Challenge: Retype each entry below, keeping every character the same.
┌──
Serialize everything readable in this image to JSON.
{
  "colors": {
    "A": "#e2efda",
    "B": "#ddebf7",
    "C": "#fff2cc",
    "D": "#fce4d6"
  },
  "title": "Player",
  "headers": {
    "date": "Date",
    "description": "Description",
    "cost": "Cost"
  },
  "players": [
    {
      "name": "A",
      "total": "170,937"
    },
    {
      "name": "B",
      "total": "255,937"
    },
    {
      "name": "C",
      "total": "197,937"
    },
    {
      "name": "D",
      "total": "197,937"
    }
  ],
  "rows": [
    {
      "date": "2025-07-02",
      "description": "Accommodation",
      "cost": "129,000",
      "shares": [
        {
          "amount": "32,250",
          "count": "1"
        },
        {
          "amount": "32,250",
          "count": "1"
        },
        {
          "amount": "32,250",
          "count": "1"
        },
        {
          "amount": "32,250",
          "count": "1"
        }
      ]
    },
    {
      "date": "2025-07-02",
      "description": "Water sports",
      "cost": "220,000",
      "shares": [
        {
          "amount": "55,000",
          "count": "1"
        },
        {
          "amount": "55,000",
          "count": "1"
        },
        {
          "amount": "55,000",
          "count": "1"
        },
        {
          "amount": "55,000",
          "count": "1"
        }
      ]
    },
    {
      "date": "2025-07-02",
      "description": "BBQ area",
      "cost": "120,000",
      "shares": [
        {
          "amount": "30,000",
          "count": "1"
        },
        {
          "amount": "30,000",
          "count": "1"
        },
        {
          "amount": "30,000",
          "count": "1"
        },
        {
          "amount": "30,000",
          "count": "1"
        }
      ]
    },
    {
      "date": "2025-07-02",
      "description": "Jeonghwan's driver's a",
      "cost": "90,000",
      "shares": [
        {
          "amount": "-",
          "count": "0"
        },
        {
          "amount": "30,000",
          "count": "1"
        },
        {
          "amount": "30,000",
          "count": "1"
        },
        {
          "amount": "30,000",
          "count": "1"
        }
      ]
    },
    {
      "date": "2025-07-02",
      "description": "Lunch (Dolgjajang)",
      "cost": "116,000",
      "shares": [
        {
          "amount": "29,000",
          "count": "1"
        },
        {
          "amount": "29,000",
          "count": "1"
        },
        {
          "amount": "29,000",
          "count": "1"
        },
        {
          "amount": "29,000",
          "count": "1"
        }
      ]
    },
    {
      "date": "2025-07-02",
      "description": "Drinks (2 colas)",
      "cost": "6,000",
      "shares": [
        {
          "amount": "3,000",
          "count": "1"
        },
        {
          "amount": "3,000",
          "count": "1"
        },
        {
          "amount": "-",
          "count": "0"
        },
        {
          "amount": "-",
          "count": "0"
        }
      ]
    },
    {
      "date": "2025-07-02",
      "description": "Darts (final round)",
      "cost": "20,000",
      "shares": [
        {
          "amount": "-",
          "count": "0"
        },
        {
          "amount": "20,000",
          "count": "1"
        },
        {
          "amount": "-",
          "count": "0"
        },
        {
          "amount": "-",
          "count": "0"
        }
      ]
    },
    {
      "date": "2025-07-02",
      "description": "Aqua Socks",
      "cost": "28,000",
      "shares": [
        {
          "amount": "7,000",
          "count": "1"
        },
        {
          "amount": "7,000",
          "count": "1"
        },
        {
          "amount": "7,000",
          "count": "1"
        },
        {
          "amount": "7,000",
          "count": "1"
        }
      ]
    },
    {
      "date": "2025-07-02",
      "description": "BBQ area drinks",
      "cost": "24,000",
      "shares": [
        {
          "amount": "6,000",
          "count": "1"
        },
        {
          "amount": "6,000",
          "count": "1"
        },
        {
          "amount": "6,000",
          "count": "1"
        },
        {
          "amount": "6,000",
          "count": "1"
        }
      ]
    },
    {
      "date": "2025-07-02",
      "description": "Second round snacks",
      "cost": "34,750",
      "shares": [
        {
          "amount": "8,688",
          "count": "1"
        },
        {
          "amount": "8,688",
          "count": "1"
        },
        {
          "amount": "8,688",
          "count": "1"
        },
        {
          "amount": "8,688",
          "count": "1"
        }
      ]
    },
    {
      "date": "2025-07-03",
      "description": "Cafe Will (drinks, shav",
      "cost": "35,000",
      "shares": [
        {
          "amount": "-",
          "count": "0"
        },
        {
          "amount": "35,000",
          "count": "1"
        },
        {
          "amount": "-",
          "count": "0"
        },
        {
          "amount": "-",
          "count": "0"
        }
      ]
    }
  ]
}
└──
Expected output:
Serialize everything readable in this image to JSON.
{
  "colors": {
    "A": "#e2efda",
    "B": "#ddebf7",
    "C": "#fff2cc",
    "D": "#fce4d6"
  },
  "title": "Player",
  "headers": {
    "date": "Date",
    "description": "Description",
    "cost": "Cost"
  },
  "players": [
    {
      "name": "A",
      "total": "170,937"
    },
    {
      "name": "B",
      "total": "255,937"
    },
    {
      "name": "C",
      "total": "197,937"
    },
    {
      "name": "D",
      "total": "197,937"
    }
  ],
  "rows": [
    {
      "date": "2025-07-02",
      "description": "Accommodation",
      "cost": "129,000",
      "shares": [
        {
          "amount": "32,250",
          "count": "1"
        },
        {
          "amount": "32,250",
          "count": "1"
        },
        {
          "amount": "32,250",
          "count": "1"
        },
        {
          "amount": "32,250",
          "count": "1"
        }
      ]
    },
    {
      "date": "2025-07-02",
      "description": "Water sports",
      "cost": "220,000",
      "shares": [
        {
          "amount": "55,000",
          "count": "1"
        },
        {
          "amount": "55,000",
          "count": "1"
        },
        {
          "amount": "55,000",
          "count": "1"
        },
        {
          "amount": "55,000",
          "count": "1"
        }
      ]
    },
    {
      "date": "2025-07-02",
      "description": "BBQ area",
      "cost": "120,000",
      "shares": [
        {
          "amount": "30,000",
          "count": "1"
        },
        {
          "amount": "30,000",
          "count": "1"
        },
        {
          "amount": "30,000",
          "count": "1"
        },
        {
          "amount": "30,000",
          "count": "1"
        }
      ]
    },
    {
      "date": "2025-07-02",
      "description": "Jeonghwan's driver's a",
      "cost": "90,000",
      "shares": [
        {
          "amount": "-",
          "count": "0"
        },
        {
          "amount": "30,000",
          "count": "1"
        },
        {
          "amount": "30,000",
          "count": "1"
        },
        {
          "amount": "30,000",
          "count": "1"
        }
      ]
    },
    {
      "date": "2025-07-02",
      "description": "Lunch (Dolgjajang)",
      "cost": "116,000",
      "shares": [
        {
          "amount": "29,000",
          "count": "1"
        },
        {
          "amount": "29,000",
          "count": "1"
        },
        {
          "amount": "29,000",
          "count": "1"
        },
        {
          "amount": "29,000",
          "count": "1"
        }
      ]
    },
    {
      "date": "2025-07-02",
      "description": "Drinks (2 colas)",
      "cost": "6,000",
      "shares": [
        {
          "amount": "3,000",
          "count": "1"
        },
        {
          "amount": "3,000",
          "count": "1"
        },
        {
          "amount": "-",
          "count": "0"
        },
        {
          "amount": "-",
          "count": "0"
        }
      ]
    },
    {
      "date": "2025-07-02",
      "description": "Darts (final round)",
      "cost": "20,000",
      "shares": [
        {
          "amount": "-",
          "count": "0"
        },
        {
          "amount": "20,000",
          "count": "1"
        },
        {
          "amount": "-",
          "count": "0"
        },
        {
          "amount": "-",
          "count": "0"
        }
      ]
    },
    {
      "date": "2025-07-02",
      "description": "Aqua Socks",
      "cost": "28,000",
      "shares": [
        {
          "amount": "7,000",
          "count": "1"
        },
        {
          "amount": "7,000",
          "count": "1"
        },
        {
          "amount": "7,000",
          "count": "1"
        },
        {
          "amount": "7,000",
          "count": "1"
        }
      ]
    },
    {
      "date": "2025-07-02",
      "description": "BBQ area drinks",
      "cost": "24,000",
      "shares": [
        {
          "amount": "6,000",
          "count": "1"
        },
        {
          "amount": "6,000",
          "count": "1"
        },
        {
          "amount": "6,000",
          "count": "1"
        },
        {
          "amount": "6,000",
          "count": "1"
        }
      ]
    },
    {
      "date": "2025-07-02",
      "description": "Second round snacks",
      "cost": "34,750",
      "shares": [
        {
          "amount": "8,688",
          "count": "1"
        },
        {
          "amount": "8,688",
          "count": "1"
        },
        {
          "amount": "8,688",
          "count": "1"
        },
        {
          "amount": "8,688",
          "count": "1"
        }
      ]
    },
    {
      "date": "2025-07-03",
      "description": "Cafe Will (drinks, shav",
      "cost": "35,000",
      "shares": [
        {
          "amount": "-",
          "count": "0"
        },
        {
          "amount": "35,000",
          "count": "1"
        },
        {
          "amount": "-",
          "count": "0"
        },
        {
          "amount": "-",
          "count": "0"
        }
      ]
    }
  ]
}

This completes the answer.